#### Data for the task
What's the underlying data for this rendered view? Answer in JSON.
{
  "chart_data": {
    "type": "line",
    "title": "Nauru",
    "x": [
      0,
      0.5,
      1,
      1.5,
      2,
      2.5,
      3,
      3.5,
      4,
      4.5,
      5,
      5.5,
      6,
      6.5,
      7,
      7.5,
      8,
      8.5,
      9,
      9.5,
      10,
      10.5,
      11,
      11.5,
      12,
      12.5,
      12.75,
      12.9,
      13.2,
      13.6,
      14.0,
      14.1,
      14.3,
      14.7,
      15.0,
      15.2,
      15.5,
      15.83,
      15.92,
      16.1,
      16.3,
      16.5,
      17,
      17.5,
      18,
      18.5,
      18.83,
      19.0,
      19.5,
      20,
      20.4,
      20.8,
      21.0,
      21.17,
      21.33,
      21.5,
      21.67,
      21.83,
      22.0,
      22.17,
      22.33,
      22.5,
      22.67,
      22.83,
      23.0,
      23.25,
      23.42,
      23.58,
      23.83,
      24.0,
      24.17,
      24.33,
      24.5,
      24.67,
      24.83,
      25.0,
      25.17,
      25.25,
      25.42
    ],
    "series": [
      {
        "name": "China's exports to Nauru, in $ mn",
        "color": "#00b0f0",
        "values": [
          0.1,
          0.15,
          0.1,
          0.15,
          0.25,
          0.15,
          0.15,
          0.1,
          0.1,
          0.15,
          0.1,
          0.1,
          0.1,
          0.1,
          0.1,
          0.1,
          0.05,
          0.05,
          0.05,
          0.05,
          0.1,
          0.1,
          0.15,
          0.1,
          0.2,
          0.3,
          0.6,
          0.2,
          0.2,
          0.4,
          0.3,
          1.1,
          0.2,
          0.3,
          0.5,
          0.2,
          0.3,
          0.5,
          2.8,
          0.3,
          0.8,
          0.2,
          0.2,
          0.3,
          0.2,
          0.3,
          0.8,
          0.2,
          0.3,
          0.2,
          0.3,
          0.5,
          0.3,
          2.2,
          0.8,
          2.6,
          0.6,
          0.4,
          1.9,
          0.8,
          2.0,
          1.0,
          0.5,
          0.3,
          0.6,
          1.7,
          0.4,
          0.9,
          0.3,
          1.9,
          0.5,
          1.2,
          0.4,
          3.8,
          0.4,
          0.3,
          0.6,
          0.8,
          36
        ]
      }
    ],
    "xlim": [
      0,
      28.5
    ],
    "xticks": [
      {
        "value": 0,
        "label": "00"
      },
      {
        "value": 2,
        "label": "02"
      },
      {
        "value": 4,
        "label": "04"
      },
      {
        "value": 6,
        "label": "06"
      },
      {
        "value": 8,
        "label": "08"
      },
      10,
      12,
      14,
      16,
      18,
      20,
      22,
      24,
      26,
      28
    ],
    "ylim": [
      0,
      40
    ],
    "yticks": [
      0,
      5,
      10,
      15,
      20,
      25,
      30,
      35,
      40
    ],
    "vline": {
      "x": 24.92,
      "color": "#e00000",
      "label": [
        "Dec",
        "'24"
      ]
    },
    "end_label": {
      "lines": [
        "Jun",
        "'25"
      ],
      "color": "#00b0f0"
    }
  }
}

#### Exercise task
Above are the records; copy all of them exactly.

#### The solution
What's the underlying data for this rendered view? Answer in JSON.
{
  "chart_data": {
    "type": "line",
    "title": "Nauru",
    "x": [
      0,
      0.5,
      1,
      1.5,
      2,
      2.5,
      3,
      3.5,
      4,
      4.5,
      5,
      5.5,
      6,
      6.5,
      7,
      7.5,
      8,
      8.5,
      9,
      9.5,
      10,
      10.5,
      11,
      11.5,
      12,
      12.5,
      12.75,
      12.9,
      13.2,
      13.6,
      14.0,
      14.1,
      14.3,
      14.7,
      15.0,
      15.2,
      15.5,
      15.83,
      15.92,
      16.1,
      16.3,
      16.5,
      17,
      17.5,
      18,
      18.5,
      18.83,
      19.0,
      19.5,
      20,
      20.4,
      20.8,
      21.0,
      21.17,
      21.33,
      21.5,
      21.67,
      21.83,
      22.0,
      22.17,
      22.33,
      22.5,
      22.67,
      22.83,
      23.0,
      23.25,
      23.42,
      23.58,
      23.83,
      24.0,
      24.17,
      24.33,
      24.5,
      24.67,
      24.83,
      25.0,
      25.17,
      25.25,
      25.42
    ],
    "series": [
      {
        "name": "China's exports to Nauru, in $ mn",
        "color": "#00b0f0",
        "values": [
          0.1,
          0.15,
          0.1,
          0.15,
          0.25,
          0.15,
          0.15,
          0.1,
          0.1,
          0.15,
          0.1,
          0.1,
          0.1,
          0.1,
          0.1,
          0.1,
          0.05,
          0.05,
          0.05,
          0.05,
          0.1,
          0.1,
          0.15,
          0.1,
          0.2,
          0.3,
          0.6,
          0.2,
          0.2,
          0.4,
          0.3,
          1.1,
          0.2,
          0.3,
          0.5,
          0.2,
          0.3,
          0.5,
          2.8,
          0.3,
          0.8,
          0.2,
          0.2,
          0.3,
          0.2,
          0.3,
          0.8,
          0.2,
          0.3,
          0.2,
          0.3,
          0.5,
          0.3,
          2.2,
          0.8,
          2.6,
          0.6,
          0.4,
          1.9,
          0.8,
          2.0,
          1.0,
          0.5,
          0.3,
          0.6,
          1.7,
          0.4,
          0.9,
          0.3,
          1.9,
          0.5,
          1.2,
          0.4,
          3.8,
          0.4,
          0.3,
          0.6,
          0.8,
          36
        ]
      }
    ],
    "xlim": [
      0,
      28.5
    ],
    "xticks": [
      {
        "value": 0,
        "label": "00"
      },
      {
        "value": 2,
        "label": "02"
      },
      {
        "value": 4,
        "label": "04"
      },
      {
        "value": 6,
        "label": "06"
      },
      {
        "value": 8,
        "label": "08"
      },
      10,
      12,
      14,
      16,
      18,
      20,
      22,
      24,
      26,
      28
    ],
    "ylim": [
      0,
      40
    ],
    "yticks": [
      0,
      5,
      10,
      15,
      20,
      25,
      30,
      35,
      40
    ],
    "vline": {
      "x": 24.92,
      "color": "#e00000",
      "label": [
        "Dec",
        "'24"
      ]
    },
    "end_label": {
      "lines": [
        "Jun",
        "'25"
      ],
      "color": "#00b0f0"
    }
  }
}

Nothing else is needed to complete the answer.